*RECORDED DATA:*
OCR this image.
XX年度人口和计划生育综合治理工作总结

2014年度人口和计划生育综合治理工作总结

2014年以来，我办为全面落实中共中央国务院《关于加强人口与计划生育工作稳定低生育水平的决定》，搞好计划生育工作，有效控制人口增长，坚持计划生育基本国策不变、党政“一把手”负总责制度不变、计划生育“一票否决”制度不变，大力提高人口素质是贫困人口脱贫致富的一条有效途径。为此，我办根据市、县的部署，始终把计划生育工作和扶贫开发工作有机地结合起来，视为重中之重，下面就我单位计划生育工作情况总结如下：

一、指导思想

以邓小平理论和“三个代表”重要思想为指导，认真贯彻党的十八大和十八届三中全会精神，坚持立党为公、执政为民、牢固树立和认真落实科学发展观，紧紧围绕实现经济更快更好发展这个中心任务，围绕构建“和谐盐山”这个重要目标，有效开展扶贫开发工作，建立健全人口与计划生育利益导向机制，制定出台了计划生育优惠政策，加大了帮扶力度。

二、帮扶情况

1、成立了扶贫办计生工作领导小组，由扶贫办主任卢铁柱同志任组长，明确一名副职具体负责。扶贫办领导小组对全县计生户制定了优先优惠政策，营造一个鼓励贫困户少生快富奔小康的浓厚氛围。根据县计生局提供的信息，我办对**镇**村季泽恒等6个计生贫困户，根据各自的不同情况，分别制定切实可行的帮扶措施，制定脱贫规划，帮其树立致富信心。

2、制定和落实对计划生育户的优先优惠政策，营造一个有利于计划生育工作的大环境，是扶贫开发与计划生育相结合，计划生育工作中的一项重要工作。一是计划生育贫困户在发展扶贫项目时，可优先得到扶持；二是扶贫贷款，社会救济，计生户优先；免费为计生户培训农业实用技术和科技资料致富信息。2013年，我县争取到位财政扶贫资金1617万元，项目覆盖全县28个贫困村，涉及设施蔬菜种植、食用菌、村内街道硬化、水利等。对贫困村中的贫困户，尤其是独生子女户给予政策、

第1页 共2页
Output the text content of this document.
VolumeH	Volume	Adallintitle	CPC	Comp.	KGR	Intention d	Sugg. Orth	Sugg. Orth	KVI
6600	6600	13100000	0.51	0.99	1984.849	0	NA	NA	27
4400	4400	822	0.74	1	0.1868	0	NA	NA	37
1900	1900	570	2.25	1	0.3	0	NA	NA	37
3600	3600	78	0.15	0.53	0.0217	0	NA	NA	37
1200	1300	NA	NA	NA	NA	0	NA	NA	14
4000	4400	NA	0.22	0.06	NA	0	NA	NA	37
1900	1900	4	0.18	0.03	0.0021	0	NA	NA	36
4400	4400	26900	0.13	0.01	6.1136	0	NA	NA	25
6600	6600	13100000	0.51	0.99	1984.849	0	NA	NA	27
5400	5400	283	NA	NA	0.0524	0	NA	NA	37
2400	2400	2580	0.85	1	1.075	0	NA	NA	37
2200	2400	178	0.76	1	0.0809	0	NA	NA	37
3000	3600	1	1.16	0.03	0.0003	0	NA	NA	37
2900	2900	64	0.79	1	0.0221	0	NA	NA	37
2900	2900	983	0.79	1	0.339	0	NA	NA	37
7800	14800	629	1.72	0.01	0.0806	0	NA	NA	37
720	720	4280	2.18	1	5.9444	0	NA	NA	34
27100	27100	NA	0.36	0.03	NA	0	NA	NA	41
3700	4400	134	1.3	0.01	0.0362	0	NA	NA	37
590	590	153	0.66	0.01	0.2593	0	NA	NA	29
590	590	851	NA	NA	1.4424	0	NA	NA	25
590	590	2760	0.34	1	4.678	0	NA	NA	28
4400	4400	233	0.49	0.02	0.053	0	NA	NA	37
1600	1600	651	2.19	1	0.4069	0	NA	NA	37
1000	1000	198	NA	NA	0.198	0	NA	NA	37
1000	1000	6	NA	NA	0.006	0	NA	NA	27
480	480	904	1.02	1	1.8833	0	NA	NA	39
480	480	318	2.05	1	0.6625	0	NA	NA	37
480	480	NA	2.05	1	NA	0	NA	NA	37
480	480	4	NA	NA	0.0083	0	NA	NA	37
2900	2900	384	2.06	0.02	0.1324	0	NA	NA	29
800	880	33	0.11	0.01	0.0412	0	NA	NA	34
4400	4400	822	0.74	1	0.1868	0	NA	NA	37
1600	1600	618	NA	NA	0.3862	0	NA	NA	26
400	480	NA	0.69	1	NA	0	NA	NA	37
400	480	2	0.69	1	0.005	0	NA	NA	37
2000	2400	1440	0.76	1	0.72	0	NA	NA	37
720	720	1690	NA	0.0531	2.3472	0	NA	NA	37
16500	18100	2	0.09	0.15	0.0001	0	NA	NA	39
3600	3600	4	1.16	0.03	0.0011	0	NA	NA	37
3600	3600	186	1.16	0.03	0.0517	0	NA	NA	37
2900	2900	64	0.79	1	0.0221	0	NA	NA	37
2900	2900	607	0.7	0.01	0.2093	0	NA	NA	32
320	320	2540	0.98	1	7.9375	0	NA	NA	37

*STATED PROBLEM:* Looking at the listing above, count the lines that contain "this" and give nothing but the number.

*RESULT OF THE TASK:* 2